* _Texto de origem_
------------------------------------------------

Discurso no Senado Federal

REFLEXÕES SOBRE A IMPORTANCIA DOS SIMBOLISMOS, DAS FESTAS E DAS UTOPIAS. ANALISE DO ENSINO SUPERIOR NO BRASIL.

Autor
João Alberto Souza (PMDB - Movimento Democrático Brasileiro/MA)
Nome completo: João Alberto de Souza
Casa
Senado Federal
Tipo
Discurso
Resumo por assunto
ENSINO SUPERIOR.:
  • REFLEXÕES SOBRE A IMPORTANCIA DOS SIMBOLISMOS, DAS FESTAS E DAS UTOPIAS. ANALISE DO ENSINO SUPERIOR NO BRASIL.
Publicação
Publicação no DSF de 03/12/1999 - Página 33393
Assunto
Outros > ENSINO SUPERIOR.
Indexação
  • COMENTARIO, ANUNCIO, AUMENTO, MENSALIDADE, ESCOLA PARTICULAR, ESPECIFICAÇÃO, ENSINO SUPERIOR, CRITICA, FALTA, TRANSPARENCIA ADMINISTRATIVA, AUSENCIA, PRIORIDADE, QUALIDADE.
  • ANALISE, INSUFICIENCIA, ESCOLA PUBLICA, NIVEL SUPERIOR, ATENDIMENTO, FORMANDO, ENSINO DE SEGUNDO GRAU, AUMENTO, CRIAÇÃO, FACULDADE, INICIATIVA PRIVADA.
  • IMPORTANCIA, INICIATIVA PRIVADA, AMPLIAÇÃO, ACESSO, ENSINO SUPERIOR, MELHORIA, OPORTUNIDADE, EMPREGO, DEFESA, PRIORIDADE, EDUCAÇÃO, OBJETIVO, CRESCIMENTO ECONOMICO.

O SR. JOÃO ALBERTO SOUZA (PMDB - MA) - Sr. Presidente, Srªs e Srs. Senadores, Carlos Drummond de Andrade, certa feita, afirmou que uma das prerrogativas do décimo terceiro salário é a de criar a oportunidade de os outros planejarem o seu uso.  

Lembrei-me dessa abordagem do poeta em face do que vem ocorrendo nestes dois últimos meses do ano em curso, com o acirramento provocado pelo simbolismo ainda mais carregado de sensibilidade diante da chegada do terceiro milênio: o comércio vive dias de expectativa e se está programando para o aumento das vendas, com os olhos voltados para a captura do décimo terceiro. No setor de turismo e lazer, há programações para virada do ano de todos os tipos, gostos e alcances.  

Nada contra as festividades, nada contra os simbolismos do final de um século ou do início do próximo. O ser humano necessita da festa. A festa projeta um mundo melhor, dias mais felizes, sucessos duradouros e crescentes. E quem não almeja dias melhores no meio de uma sociedade cada vez mais pródiga de violências? A violência dos assassinatos, a violência das drogas, a violência da corrupção, a violência da falta de sentido e de utopias, a violência da privação, para uma imensa maioria, dos meios essenciais para um bem-estar mínimo?

------------------------------------------------

* _Entradas fornecidas_

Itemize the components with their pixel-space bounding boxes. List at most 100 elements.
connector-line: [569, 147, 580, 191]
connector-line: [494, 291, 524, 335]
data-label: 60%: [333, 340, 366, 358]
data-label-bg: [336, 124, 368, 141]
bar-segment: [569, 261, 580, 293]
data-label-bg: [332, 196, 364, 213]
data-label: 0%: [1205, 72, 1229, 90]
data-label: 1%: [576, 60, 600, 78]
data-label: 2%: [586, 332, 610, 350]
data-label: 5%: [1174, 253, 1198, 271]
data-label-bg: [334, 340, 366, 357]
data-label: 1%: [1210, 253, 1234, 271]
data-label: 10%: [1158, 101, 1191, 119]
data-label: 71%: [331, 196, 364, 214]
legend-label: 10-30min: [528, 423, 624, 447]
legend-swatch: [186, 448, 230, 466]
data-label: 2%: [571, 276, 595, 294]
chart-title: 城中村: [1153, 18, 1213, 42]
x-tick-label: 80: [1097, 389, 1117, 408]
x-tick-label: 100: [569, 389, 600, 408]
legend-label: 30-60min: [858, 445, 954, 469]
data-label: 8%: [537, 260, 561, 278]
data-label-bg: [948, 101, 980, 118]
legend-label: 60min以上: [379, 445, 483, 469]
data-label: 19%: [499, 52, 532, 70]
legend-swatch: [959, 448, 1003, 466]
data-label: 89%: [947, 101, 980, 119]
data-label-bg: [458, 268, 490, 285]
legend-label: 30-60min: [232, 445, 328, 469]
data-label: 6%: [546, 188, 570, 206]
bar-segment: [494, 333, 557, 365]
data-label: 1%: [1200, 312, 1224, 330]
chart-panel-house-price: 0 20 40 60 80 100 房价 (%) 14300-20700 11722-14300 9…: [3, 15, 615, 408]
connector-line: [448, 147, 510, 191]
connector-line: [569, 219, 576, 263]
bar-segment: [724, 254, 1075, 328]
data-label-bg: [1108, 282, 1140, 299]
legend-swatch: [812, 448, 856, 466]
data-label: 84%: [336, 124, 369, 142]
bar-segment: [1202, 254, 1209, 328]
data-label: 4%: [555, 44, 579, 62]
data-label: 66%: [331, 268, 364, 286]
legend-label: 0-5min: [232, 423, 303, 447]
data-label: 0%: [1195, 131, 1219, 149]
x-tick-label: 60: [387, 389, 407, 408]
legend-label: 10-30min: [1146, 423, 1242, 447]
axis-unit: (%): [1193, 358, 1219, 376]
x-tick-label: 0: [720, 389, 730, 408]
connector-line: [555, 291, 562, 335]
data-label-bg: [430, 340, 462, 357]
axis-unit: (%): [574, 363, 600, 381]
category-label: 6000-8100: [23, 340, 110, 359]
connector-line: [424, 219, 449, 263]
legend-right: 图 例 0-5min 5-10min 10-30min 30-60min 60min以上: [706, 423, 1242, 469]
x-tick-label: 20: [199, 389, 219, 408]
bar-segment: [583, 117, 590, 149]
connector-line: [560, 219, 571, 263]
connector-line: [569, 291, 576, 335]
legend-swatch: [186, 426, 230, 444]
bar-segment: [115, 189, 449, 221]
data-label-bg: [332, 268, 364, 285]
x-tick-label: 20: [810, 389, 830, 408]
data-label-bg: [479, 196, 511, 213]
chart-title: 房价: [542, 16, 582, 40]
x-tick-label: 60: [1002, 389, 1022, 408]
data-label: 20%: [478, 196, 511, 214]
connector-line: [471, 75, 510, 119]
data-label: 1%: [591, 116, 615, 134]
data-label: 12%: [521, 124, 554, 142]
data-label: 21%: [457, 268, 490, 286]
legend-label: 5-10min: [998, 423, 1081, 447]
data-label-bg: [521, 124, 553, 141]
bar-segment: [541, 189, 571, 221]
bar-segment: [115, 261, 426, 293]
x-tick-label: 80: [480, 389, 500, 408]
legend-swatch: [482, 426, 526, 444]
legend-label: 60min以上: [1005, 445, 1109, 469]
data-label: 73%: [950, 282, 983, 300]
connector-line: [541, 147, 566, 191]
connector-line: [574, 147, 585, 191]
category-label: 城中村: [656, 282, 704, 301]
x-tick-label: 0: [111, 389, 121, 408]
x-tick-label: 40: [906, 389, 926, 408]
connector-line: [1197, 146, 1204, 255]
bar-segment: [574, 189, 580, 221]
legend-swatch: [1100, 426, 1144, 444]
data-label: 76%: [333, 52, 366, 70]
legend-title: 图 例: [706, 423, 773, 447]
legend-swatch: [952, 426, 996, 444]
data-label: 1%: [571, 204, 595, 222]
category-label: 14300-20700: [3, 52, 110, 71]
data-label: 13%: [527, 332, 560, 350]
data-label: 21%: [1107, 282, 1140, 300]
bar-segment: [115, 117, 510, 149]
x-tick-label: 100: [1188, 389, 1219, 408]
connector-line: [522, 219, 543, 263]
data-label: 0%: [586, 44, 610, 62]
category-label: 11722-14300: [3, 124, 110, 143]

------------------------------------------------

* _O que fazer_
• a. Extraia do discurso no Senado o trecho que vai de "Nome completo: João" até "AUSENCIA, PRIORIDADE, QUALIDADE.", com ambos incluídos.
• b. Dê continuidade ao discurso no Senado, começando logo após a última frase apresentada.

* _Respostas do exercício_
• a.
Nome completo: João Alberto de Souza
Casa
Senado Federal
Tipo
Discurso
Resumo por assunto
ENSINO SUPERIOR.:
  • REFLEXÕES SOBRE A IMPORTANCIA DOS SIMBOLISMOS, DAS FESTAS E DAS UTOPIAS. ANALISE DO ENSINO SUPERIOR NO BRASIL.
Publicação
Publicação no DSF de 03/12/1999 - Página 33393
Assunto
Outros > ENSINO SUPERIOR.
Indexação
  • COMENTARIO, ANUNCIO, AUMENTO, MENSALIDADE, ESCOLA PARTICULAR, ESPECIFICAÇÃO, ENSINO SUPERIOR, CRITICA, FALTA, TRANSPARENCIA ADMINISTRATIVA, AUSENCIA, PRIORIDADE, QUALIDADE.

• b.
Bem-vindas, portanto, as festividades! Cumpre, no entanto, um alerta, para que o efeito da festa ou das festas tenha sustentação por tempo mais longo, um tempo que ultrapasse um simples começo de ano novo. Um alerta que chame a atenção para alguns fatos que são engendrados nesses períodos para serem cumpridos no decorrer da etapa que se inicia. Refiro-me à questão do aumento dos preços, justificados por meio de hipóteses várias fundadas todas no comportamento do famigerado livre mercado: são remarcações, reajustes, realinhamentos, recomposições, reposições, repasses, compensações.  

Quero comentar nesta fala, o que já se vem ouvindo em relação às mensalidades das escolas particulares para o ano 2000. Restrinjo-me especificamente ao ensino superior ministrado pelas faculdades particulares, um setor que representa um pesado custo para a numerosa clientela dessas instituições, seja pela quantidade de alunos, seja pelas condições econômicas da grande maioria deles.  

Do ponto de vista quantitativo, no ensino superior particular, hoje, estão matriculados aproximadamente 1 milhão e 300 mil alunos. Esse número corresponde a 64 por cento do total de universitários do Brasil, matriculados nas 973 instituições de nível superior espalhadas pelo País. Nos últimos tempos, a velocidade do surgimento de escolas particulares de ensino superior no Brasil chega a ser surpreendente: de 1996 a 1999, criaram-se duas faculdades por mês.  

No que diz respeito ao Distrito Federal, entre 1994 e 1998, o número de instituições particulares de nível superior cresceu de 14 para 23. Tal fato deveu-se ao aumento de alunos egressos do ensino médio, hoje, ao redor de 18 mil por ano. Em 1998, a Universidade de Brasília - UNB, única instituição pública local de ensino superior, tinha uma disponibilidade de apenas 3 mil e 784 vagas, ficando de fora, portanto, 14 mil estudantes, candidatos ao ensino superior.  

O percentual desses candidatos deverá ainda aumentar nos próximos anos diante da cada vez mais restrita capacidade do setor público de atender à crescente procura do ensino superior. De acordo com os dados do Ministério da Educação, o número de matrículas no ensino médio cresceu significativamente nos últimos anos. Tal fato indica que, em curto e médio prazo, haverá crescimento da demanda por ensino superior. Além disso, deve-se levar em conta a existência de uma considerável demanda reprimida, verificável quando se considera que, no Brasil, apenas 12 por cento dos jovens de 18 a 21 anos de idade se encontram matriculados em cursos superiores, percentual consideravelmente inferior, por exemplo aos 20,6 por cento do Chile e da Bolívia, aos 26 por cento da Venezuela e aos 46 por cento da Argentina.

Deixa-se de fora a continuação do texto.